[Records from a dataset]
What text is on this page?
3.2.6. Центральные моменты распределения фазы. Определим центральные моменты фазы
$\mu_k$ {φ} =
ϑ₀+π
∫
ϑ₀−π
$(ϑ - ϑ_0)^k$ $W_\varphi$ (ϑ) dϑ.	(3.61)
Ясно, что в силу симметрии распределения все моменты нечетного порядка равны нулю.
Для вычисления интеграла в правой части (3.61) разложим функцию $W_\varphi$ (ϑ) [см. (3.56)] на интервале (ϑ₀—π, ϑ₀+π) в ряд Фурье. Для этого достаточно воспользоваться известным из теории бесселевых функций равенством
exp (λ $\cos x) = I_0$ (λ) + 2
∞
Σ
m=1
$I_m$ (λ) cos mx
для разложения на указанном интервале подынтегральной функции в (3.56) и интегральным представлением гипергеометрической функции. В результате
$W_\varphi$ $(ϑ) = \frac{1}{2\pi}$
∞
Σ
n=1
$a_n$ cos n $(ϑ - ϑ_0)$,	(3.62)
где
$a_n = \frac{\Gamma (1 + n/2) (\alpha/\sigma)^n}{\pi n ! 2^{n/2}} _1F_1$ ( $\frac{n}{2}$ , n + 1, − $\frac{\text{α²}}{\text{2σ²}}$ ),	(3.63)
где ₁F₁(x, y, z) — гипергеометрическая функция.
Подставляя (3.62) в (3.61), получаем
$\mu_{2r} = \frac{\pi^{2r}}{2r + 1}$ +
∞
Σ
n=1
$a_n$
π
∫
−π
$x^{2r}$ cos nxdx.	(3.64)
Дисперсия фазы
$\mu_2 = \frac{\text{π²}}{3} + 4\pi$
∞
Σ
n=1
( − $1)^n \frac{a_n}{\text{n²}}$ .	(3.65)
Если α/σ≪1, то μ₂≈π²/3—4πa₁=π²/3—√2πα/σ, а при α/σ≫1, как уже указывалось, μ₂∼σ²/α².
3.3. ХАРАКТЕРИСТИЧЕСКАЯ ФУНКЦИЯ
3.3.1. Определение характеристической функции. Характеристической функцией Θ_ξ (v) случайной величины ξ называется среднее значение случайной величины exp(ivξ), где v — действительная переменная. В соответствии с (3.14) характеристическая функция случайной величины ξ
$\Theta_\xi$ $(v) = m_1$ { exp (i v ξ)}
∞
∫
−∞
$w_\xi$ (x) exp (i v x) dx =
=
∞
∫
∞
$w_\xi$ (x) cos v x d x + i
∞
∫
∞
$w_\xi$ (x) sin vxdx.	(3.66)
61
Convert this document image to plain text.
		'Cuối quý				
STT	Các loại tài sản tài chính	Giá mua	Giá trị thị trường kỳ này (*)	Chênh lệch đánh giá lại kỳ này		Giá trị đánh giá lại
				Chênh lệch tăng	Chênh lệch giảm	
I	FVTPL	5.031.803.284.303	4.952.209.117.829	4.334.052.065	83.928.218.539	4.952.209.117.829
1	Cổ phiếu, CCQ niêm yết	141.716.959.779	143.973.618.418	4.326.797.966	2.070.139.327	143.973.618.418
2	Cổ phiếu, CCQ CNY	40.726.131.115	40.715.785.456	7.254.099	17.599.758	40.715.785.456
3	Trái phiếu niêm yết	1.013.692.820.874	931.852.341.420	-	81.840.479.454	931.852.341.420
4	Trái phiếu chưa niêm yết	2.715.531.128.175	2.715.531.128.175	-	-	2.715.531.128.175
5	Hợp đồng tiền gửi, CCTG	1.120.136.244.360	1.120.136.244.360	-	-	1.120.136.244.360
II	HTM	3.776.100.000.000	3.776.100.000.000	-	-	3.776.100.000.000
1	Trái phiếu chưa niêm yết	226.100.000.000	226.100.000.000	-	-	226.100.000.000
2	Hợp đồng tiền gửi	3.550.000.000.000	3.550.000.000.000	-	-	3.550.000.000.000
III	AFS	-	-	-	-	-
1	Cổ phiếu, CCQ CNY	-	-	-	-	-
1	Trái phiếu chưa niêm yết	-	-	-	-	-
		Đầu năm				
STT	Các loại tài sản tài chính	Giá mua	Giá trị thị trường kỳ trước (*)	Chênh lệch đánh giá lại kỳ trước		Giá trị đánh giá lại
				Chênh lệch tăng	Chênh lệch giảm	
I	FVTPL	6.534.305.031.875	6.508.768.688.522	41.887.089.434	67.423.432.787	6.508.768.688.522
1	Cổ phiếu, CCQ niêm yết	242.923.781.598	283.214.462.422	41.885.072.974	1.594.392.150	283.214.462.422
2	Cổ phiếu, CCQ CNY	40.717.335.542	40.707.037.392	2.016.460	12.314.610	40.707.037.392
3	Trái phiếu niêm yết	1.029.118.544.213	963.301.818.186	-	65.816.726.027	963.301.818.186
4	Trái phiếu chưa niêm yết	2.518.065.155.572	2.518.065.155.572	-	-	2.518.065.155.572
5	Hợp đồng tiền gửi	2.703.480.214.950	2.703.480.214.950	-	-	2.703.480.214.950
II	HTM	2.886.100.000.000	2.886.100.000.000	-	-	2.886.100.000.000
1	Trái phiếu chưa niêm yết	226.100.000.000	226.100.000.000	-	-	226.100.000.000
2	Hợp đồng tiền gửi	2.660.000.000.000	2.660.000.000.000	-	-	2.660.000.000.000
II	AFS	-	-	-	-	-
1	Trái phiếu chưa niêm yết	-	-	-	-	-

Task objective
Check each line of the records above for "интервале", and copy those that have it.

Correct result
Для вычисления интеграла в правой части (3.61) разложим функцию $W_\varphi$ (ϑ) [см. (3.56)] на интервале (ϑ₀—π, ϑ₀+π) в ряд Фурье. Для этого достаточно воспользоваться известным из теории бесселевых функций равенством
для разложения на указанном интервале подынтегральной функции в (3.56) и интегральным представлением гипергеометрической функции. В результате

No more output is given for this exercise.